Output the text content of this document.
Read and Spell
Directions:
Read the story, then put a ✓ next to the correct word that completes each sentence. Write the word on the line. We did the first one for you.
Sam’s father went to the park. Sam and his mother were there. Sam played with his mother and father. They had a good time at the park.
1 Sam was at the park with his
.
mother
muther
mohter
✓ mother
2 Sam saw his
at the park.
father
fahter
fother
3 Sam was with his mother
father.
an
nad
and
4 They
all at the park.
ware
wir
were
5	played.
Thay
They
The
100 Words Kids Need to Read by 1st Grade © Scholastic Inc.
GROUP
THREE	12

• [EXERCISE REQUIREMENTS]
From the records above, extract everything verbatim.

• [SOLVED EXERCISE]
Output the text content of this document.
Read and Spell
Directions:
Read the story, then put a ✓ next to the correct word that completes each sentence. Write the word on the line. We did the first one for you.
Sam’s father went to the park. Sam and his mother were there. Sam played with his mother and father. They had a good time at the park.
1 Sam was at the park with his
.
mother
muther
mohter
✓ mother
2 Sam saw his
at the park.
father
fahter
fother
3 Sam was with his mother
father.
an
nad
and
4 They
all at the park.
ware
wir
were
5	played.
Thay
They
The
100 Words Kids Need to Read by 1st Grade © Scholastic Inc.
GROUP
THREE	12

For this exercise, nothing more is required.